DO THIS
Reproduce the full listing below unchanged, apart from the pictures.

RAW RECORDS
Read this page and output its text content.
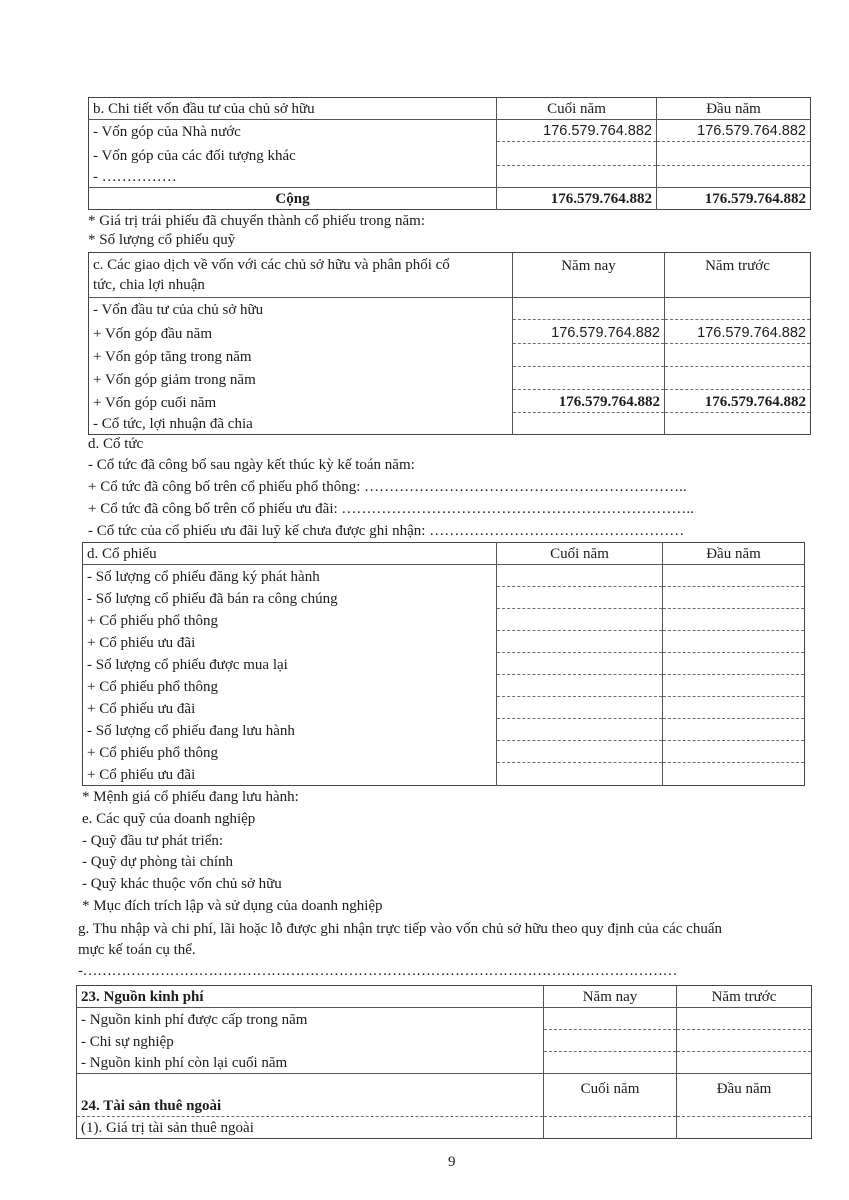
b. Chi tiết vốn đầu tư của chủ sở hữu	Cuối năm	Đầu năm
- Vốn góp của Nhà nước	176.579.764.882	176.579.764.882
- Vốn góp của các đối tượng khác		
- ……………		
Cộng	176.579.764.882	176.579.764.882
* Giá trị trái phiếu đã chuyển thành cổ phiếu trong năm:
* Số lượng cổ phiếu quỹ
c. Các giao dịch về vốn với các chủ sở hữu và phân phối cổ
tức, chia lợi nhuận	Năm nay	Năm trước
- Vốn đầu tư của chủ sở hữu		
+ Vốn góp đầu năm	176.579.764.882	176.579.764.882
+ Vốn góp tăng trong năm		
+ Vốn góp giảm trong năm		
+ Vốn góp cuối năm	176.579.764.882	176.579.764.882
- Cổ tức, lợi nhuận đã chia		
d. Cổ tức
- Cổ tức đã công bố sau ngày kết thúc kỳ kế toán năm:
+ Cổ tức đã công bố trên cổ phiếu phổ thông: ………………………………………………………..
+ Cổ tức đã công bố trên cổ phiếu ưu đãi: ……………………………………………………………..
- Cổ tức của cổ phiếu ưu đãi luỹ kế chưa được ghi nhận: ……………………………………………
d. Cổ phiếu	Cuối năm	Đầu năm
- Số lượng cổ phiếu đăng ký phát hành		
- Số lượng cổ phiếu đã bán ra công chúng		
+ Cổ phiếu phổ thông		
+ Cổ phiếu ưu đãi		
- Số lượng cổ phiếu được mua lại		
+ Cổ phiếu phổ thông		
+ Cổ phiếu ưu đãi		
- Số lượng cổ phiếu đang lưu hành		
+ Cổ phiếu phổ thông		
+ Cổ phiếu ưu đãi		
* Mệnh giá cổ phiếu đang lưu hành:
e. Các quỹ của doanh nghiệp
- Quỹ đầu tư phát triển:
- Quỹ dự phòng tài chính
- Quỹ khác thuộc vốn chủ sở hữu
* Mục đích trích lập và sử dụng của doanh nghiệp
g. Thu nhập và chi phí, lãi hoặc lỗ được ghi nhận trực tiếp vào vốn chủ sở hữu theo quy định của các chuẩn
mực kế toán cụ thể.
-……………………………………………………………………………………………………………
23. Nguồn kinh phí	Năm nay	Năm trước
- Nguồn kinh phí được cấp trong năm		
- Chi sự nghiệp		
- Nguồn kinh phí còn lại cuối năm		
24. Tài sản thuê ngoài	Cuối năm	Đầu năm
(1). Giá trị tài sản thuê ngoài		
9
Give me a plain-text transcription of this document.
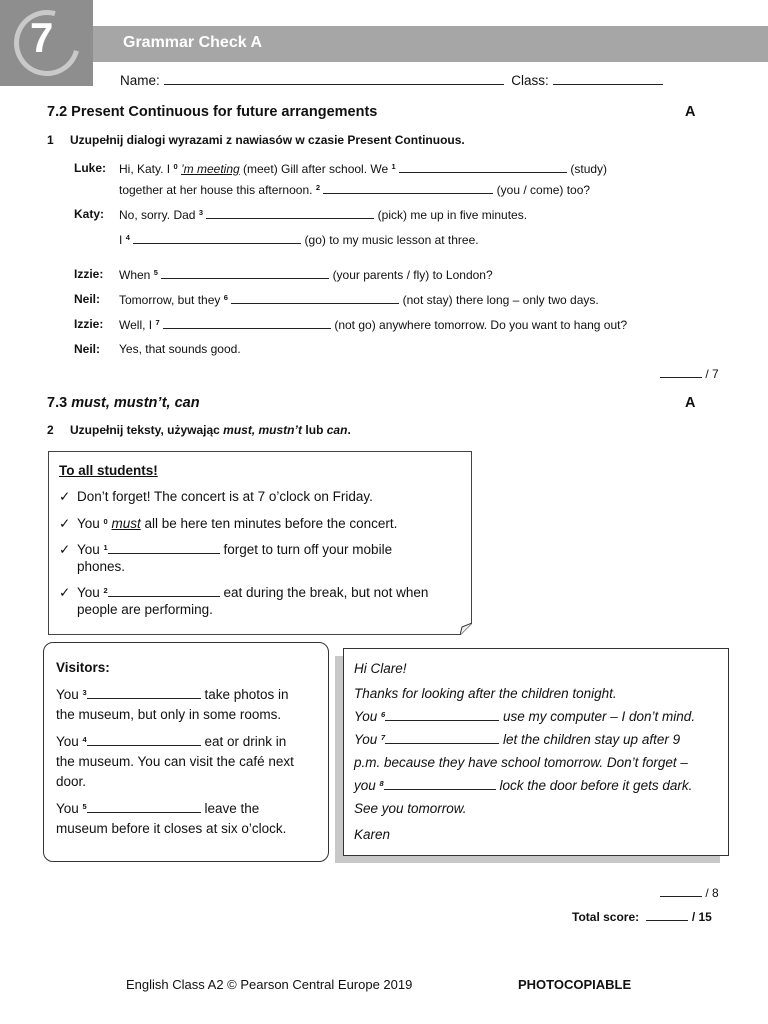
7	Grammar Check A
Name:	Class:
7.2 Present Continuous for future arrangements	A
1 Uzupełnij dialogi wyrazami z nawiasów w czasie Present Continuous.
Luke: Hi, Katy. I $^0$ ’m meeting (meet) Gill after school. We $^1$	(study)
together at her house this afternoon. $^2$	(you / come) too?
Katy: No, sorry. Dad $^3$	(pick) me up in five minutes.
I $^4$	(go) to my music lesson at three.
Izzie: When $^5$	(your parents / fly) to London?
Neil: Tomorrow, but they $^6$	(not stay) there long – only two days.
Izzie: Well, I $^7$	(not go) anywhere tomorrow. Do you want to hang out?
Neil: Yes, that sounds good.
/ 7
7.3 must, mustn’t, can	A
2 Uzupełnij teksty, używając must, mustn’t lub can.
To all students!
✓ Don’t forget! The concert is at 7 o’clock on Friday.
✓ You $^0$ must all be here ten minutes before the concert.
✓ You $^1$	forget to turn off your mobile
phones.
✓ You $^2$	eat during the break, but not when
people are performing.
Visitors:
You $^3$	take photos in
the museum, but only in some rooms.
You $^4$	eat or drink in
the museum. You can visit the café next
door.
You $^5$	leave the
museum before it closes at six o’clock.
Hi Clare!
Thanks for looking after the children tonight.
You $^6$	use my computer – I don’t mind.
You $^7$	let the children stay up after 9
p.m. because they have school tomorrow. Don’t forget –
you $^8$	lock the door before it gets dark.
See you tomorrow.
Karen
/ 8
Total score:	/ 15
English Class A2 © Pearson Central Europe 2019	PHOTOCOPIABLE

RESPONSE
Read this page and output its text content.
b. Chi tiết vốn đầu tư của chủ sở hữu	Cuối năm	Đầu năm
- Vốn góp của Nhà nước	176.579.764.882	176.579.764.882
- Vốn góp của các đối tượng khác		
- ……………		
Cộng	176.579.764.882	176.579.764.882
* Giá trị trái phiếu đã chuyển thành cổ phiếu trong năm:
* Số lượng cổ phiếu quỹ
c. Các giao dịch về vốn với các chủ sở hữu và phân phối cổ
tức, chia lợi nhuận	Năm nay	Năm trước
- Vốn đầu tư của chủ sở hữu		
+ Vốn góp đầu năm	176.579.764.882	176.579.764.882
+ Vốn góp tăng trong năm		
+ Vốn góp giảm trong năm		
+ Vốn góp cuối năm	176.579.764.882	176.579.764.882
- Cổ tức, lợi nhuận đã chia		
d. Cổ tức
- Cổ tức đã công bố sau ngày kết thúc kỳ kế toán năm:
+ Cổ tức đã công bố trên cổ phiếu phổ thông: ………………………………………………………..
+ Cổ tức đã công bố trên cổ phiếu ưu đãi: ……………………………………………………………..
- Cổ tức của cổ phiếu ưu đãi luỹ kế chưa được ghi nhận: ……………………………………………
d. Cổ phiếu	Cuối năm	Đầu năm
- Số lượng cổ phiếu đăng ký phát hành		
- Số lượng cổ phiếu đã bán ra công chúng		
+ Cổ phiếu phổ thông		
+ Cổ phiếu ưu đãi		
- Số lượng cổ phiếu được mua lại		
+ Cổ phiếu phổ thông		
+ Cổ phiếu ưu đãi		
- Số lượng cổ phiếu đang lưu hành		
+ Cổ phiếu phổ thông		
+ Cổ phiếu ưu đãi		
* Mệnh giá cổ phiếu đang lưu hành:
e. Các quỹ của doanh nghiệp
- Quỹ đầu tư phát triển:
- Quỹ dự phòng tài chính
- Quỹ khác thuộc vốn chủ sở hữu
* Mục đích trích lập và sử dụng của doanh nghiệp
g. Thu nhập và chi phí, lãi hoặc lỗ được ghi nhận trực tiếp vào vốn chủ sở hữu theo quy định của các chuẩn
mực kế toán cụ thể.
-……………………………………………………………………………………………………………
23. Nguồn kinh phí	Năm nay	Năm trước
- Nguồn kinh phí được cấp trong năm		
- Chi sự nghiệp		
- Nguồn kinh phí còn lại cuối năm		
24. Tài sản thuê ngoài	Cuối năm	Đầu năm
(1). Giá trị tài sản thuê ngoài		
9
Give me a plain-text transcription of this document.
7	Grammar Check A
Name:	Class:
7.2 Present Continuous for future arrangements	A
1 Uzupełnij dialogi wyrazami z nawiasów w czasie Present Continuous.
Luke: Hi, Katy. I $^0$ ’m meeting (meet) Gill after school. We $^1$	(study)
together at her house this afternoon. $^2$	(you / come) too?
Katy: No, sorry. Dad $^3$	(pick) me up in five minutes.
I $^4$	(go) to my music lesson at three.
Izzie: When $^5$	(your parents / fly) to London?
Neil: Tomorrow, but they $^6$	(not stay) there long – only two days.
Izzie: Well, I $^7$	(not go) anywhere tomorrow. Do you want to hang out?
Neil: Yes, that sounds good.
/ 7
7.3 must, mustn’t, can	A
2 Uzupełnij teksty, używając must, mustn’t lub can.
To all students!
✓ Don’t forget! The concert is at 7 o’clock on Friday.
✓ You $^0$ must all be here ten minutes before the concert.
✓ You $^1$	forget to turn off your mobile
phones.
✓ You $^2$	eat during the break, but not when
people are performing.
Visitors:
You $^3$	take photos in
the museum, but only in some rooms.
You $^4$	eat or drink in
the museum. You can visit the café next
door.
You $^5$	leave the
museum before it closes at six o’clock.
Hi Clare!
Thanks for looking after the children tonight.
You $^6$	use my computer – I don’t mind.
You $^7$	let the children stay up after 9
p.m. because they have school tomorrow. Don’t forget –
you $^8$	lock the door before it gets dark.
See you tomorrow.
Karen
/ 8
Total score:	/ 15
English Class A2 © Pearson Central Europe 2019	PHOTOCOPIABLE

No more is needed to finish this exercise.